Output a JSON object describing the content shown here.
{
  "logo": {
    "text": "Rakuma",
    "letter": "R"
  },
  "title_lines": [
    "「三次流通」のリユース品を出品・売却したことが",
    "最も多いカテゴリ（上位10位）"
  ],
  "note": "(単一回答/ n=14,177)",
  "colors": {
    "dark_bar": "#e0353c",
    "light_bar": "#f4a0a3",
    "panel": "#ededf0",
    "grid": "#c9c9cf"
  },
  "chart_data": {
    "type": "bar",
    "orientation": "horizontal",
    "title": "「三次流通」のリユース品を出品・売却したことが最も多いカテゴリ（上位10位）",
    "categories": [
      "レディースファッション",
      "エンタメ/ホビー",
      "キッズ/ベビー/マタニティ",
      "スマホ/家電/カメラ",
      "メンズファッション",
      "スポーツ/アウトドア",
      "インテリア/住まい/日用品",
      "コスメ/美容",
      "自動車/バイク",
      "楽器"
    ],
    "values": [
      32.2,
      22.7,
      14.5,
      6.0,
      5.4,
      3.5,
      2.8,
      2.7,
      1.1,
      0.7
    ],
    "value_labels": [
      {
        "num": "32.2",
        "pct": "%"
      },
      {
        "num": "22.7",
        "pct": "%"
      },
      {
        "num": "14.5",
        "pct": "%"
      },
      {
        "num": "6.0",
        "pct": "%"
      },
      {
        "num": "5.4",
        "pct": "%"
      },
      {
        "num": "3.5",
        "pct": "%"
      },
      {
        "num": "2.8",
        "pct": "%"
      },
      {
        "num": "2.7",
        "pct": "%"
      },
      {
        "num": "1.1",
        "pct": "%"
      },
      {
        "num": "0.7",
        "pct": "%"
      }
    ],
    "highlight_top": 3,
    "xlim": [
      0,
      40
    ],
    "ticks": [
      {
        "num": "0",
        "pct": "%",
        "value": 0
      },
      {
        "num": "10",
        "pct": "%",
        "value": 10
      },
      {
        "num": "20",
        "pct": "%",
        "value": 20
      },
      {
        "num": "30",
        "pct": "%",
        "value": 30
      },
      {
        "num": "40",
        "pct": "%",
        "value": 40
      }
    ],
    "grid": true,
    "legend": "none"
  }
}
##########
## Requirement
Copy down every line of the material above that includes the string "のリユース品を出品".

## Solution to this task
    "「三次流通」のリユース品を出品・売却したことが",
    "title": "「三次流通」のリユース品を出品・売却したことが最も多いカテゴリ（上位10位）",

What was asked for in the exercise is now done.